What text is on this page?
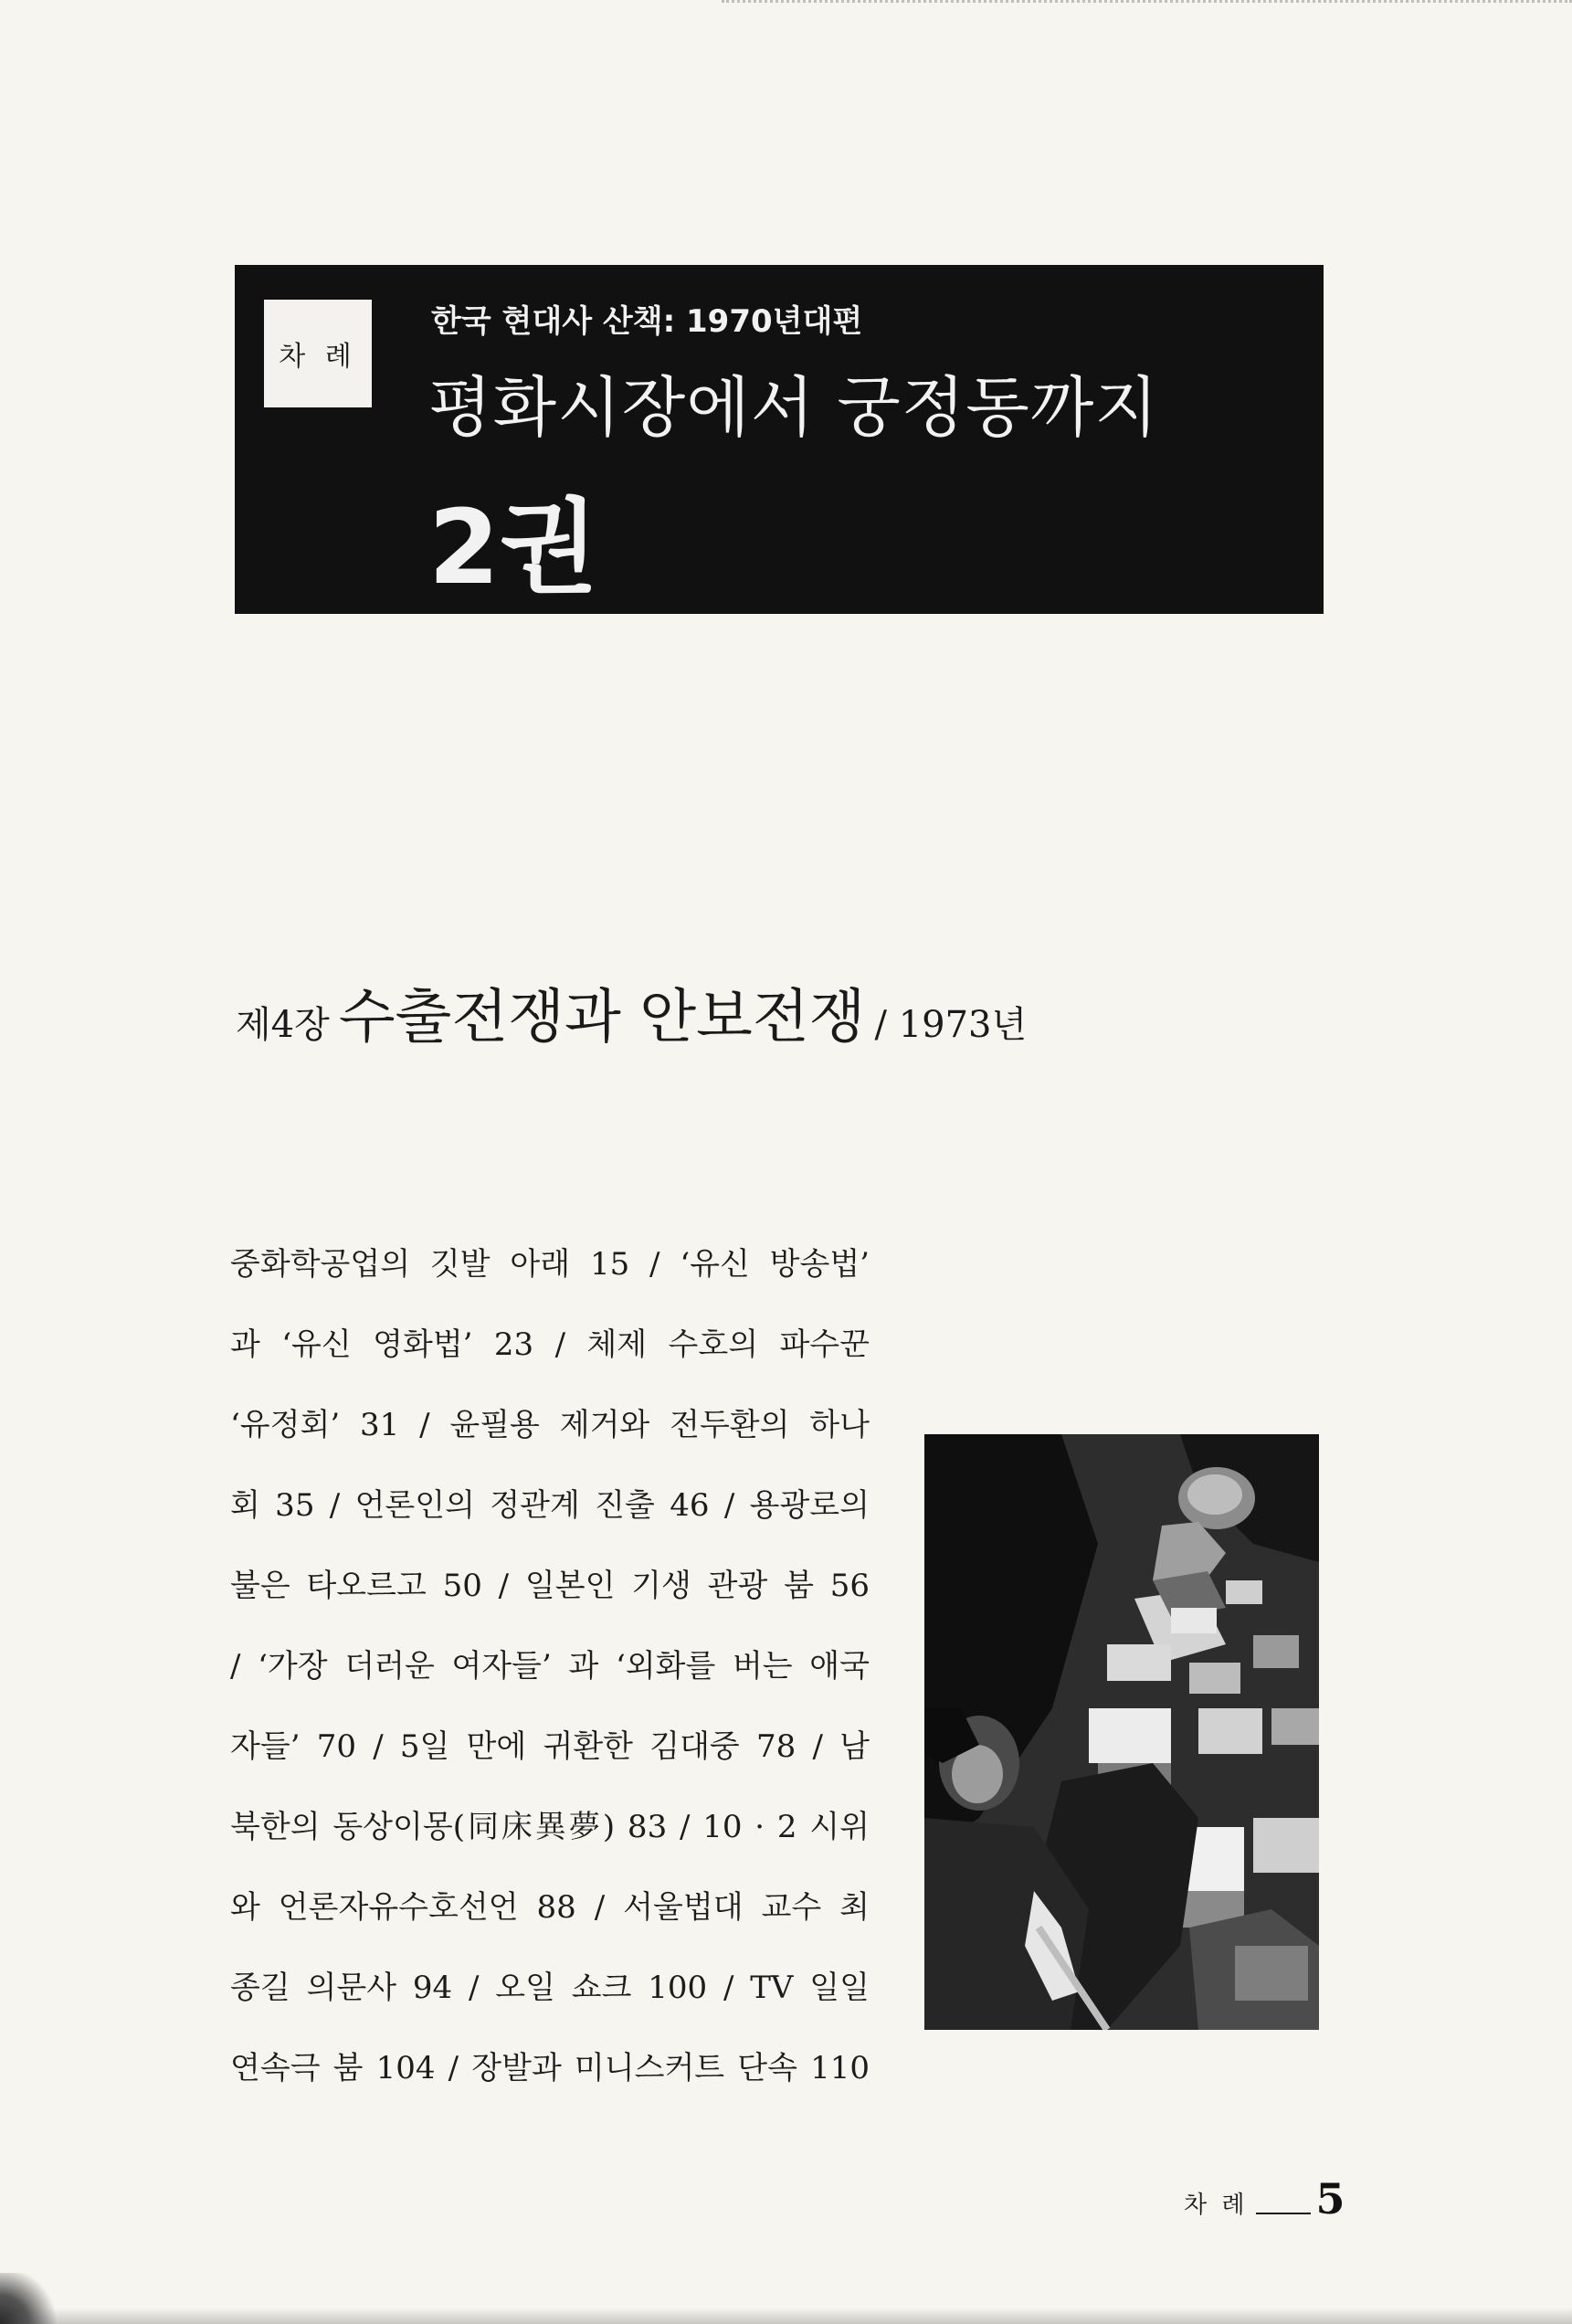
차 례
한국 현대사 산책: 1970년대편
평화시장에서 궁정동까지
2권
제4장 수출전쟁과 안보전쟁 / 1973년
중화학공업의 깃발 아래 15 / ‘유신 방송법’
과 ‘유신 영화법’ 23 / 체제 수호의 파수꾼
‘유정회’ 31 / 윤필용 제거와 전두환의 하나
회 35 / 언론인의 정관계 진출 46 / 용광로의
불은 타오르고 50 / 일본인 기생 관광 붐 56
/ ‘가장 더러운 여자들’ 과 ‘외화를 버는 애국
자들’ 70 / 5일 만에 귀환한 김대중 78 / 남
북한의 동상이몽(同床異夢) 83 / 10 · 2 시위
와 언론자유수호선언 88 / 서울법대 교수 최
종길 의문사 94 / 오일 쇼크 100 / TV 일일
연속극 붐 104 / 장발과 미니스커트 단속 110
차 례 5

---------------

# Description of the task
Quote the data above in full and without alteration; skip the pictures.

# Problem solution
What text is on this page?
차 례
한국 현대사 산책: 1970년대편
평화시장에서 궁정동까지
2권
제4장 수출전쟁과 안보전쟁 / 1973년
중화학공업의 깃발 아래 15 / ‘유신 방송법’
과 ‘유신 영화법’ 23 / 체제 수호의 파수꾼
‘유정회’ 31 / 윤필용 제거와 전두환의 하나
회 35 / 언론인의 정관계 진출 46 / 용광로의
불은 타오르고 50 / 일본인 기생 관광 붐 56
/ ‘가장 더러운 여자들’ 과 ‘외화를 버는 애국
자들’ 70 / 5일 만에 귀환한 김대중 78 / 남
북한의 동상이몽(同床異夢) 83 / 10 · 2 시위
와 언론자유수호선언 88 / 서울법대 교수 최
종길 의문사 94 / 오일 쇼크 100 / TV 일일
연속극 붐 104 / 장발과 미니스커트 단속 110
차 례 5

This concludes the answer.